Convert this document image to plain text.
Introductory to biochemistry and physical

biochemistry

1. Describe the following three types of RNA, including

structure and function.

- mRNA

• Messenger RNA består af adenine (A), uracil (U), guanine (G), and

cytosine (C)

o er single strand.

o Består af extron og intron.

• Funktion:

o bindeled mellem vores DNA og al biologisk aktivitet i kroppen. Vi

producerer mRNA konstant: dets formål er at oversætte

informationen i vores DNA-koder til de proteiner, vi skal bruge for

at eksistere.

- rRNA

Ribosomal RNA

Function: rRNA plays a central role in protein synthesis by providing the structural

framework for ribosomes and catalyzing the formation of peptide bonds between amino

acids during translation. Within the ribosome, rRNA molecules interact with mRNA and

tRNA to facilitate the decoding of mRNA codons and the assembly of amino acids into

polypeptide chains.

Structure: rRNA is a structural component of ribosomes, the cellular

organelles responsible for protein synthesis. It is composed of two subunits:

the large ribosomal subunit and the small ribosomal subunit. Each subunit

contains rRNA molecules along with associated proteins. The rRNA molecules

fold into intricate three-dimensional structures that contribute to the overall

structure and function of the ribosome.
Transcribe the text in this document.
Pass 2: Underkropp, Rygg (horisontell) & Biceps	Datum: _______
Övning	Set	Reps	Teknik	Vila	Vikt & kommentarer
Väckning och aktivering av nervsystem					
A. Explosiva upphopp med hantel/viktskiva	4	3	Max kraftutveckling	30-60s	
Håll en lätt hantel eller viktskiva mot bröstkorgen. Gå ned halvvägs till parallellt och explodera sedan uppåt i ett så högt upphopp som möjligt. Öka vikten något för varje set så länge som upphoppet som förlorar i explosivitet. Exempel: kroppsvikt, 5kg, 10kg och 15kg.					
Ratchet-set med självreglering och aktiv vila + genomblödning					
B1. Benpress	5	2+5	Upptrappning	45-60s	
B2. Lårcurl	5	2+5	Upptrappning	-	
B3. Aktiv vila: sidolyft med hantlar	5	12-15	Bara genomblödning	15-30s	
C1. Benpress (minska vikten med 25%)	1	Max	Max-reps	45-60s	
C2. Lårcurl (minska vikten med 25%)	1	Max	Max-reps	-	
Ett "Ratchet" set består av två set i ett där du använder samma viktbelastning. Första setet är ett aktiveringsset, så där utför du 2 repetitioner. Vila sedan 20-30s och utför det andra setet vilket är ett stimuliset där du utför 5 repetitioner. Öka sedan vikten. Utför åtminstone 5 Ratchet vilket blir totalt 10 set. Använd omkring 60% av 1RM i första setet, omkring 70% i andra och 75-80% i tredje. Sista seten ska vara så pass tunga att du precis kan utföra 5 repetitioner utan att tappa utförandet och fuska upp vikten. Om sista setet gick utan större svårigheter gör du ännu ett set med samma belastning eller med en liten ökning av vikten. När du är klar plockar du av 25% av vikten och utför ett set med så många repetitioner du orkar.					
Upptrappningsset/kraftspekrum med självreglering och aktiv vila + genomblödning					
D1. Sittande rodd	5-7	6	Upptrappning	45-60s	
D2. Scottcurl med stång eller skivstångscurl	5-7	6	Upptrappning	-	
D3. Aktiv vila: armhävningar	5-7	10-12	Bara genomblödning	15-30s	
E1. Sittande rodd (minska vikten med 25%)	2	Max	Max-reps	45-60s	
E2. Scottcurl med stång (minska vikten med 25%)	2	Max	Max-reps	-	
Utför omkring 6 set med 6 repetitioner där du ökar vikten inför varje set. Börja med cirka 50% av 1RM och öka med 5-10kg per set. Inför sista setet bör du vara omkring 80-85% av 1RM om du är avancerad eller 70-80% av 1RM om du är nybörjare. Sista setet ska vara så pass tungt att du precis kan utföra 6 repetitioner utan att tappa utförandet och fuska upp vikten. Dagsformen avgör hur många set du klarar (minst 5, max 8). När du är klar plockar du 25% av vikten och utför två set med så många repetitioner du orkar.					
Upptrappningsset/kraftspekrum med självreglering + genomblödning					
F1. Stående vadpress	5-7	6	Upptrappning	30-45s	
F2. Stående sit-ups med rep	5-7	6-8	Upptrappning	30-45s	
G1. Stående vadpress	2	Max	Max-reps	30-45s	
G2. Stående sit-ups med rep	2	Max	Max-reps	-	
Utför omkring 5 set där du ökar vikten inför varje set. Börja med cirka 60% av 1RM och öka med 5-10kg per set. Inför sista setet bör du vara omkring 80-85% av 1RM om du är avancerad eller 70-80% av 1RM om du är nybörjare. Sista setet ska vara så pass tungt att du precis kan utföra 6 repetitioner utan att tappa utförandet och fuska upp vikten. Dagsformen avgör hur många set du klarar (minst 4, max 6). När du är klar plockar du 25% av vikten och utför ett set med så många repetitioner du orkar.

***

**WHAT IS REQUIRED**
List each line in the listing that contains the string "vadpress".

**ANSWER SECTION**
F1. Stående vadpress	5-7	6	Upptrappning	30-45s	
G1. Stående vadpress	2	Max	Max-reps	30-45s	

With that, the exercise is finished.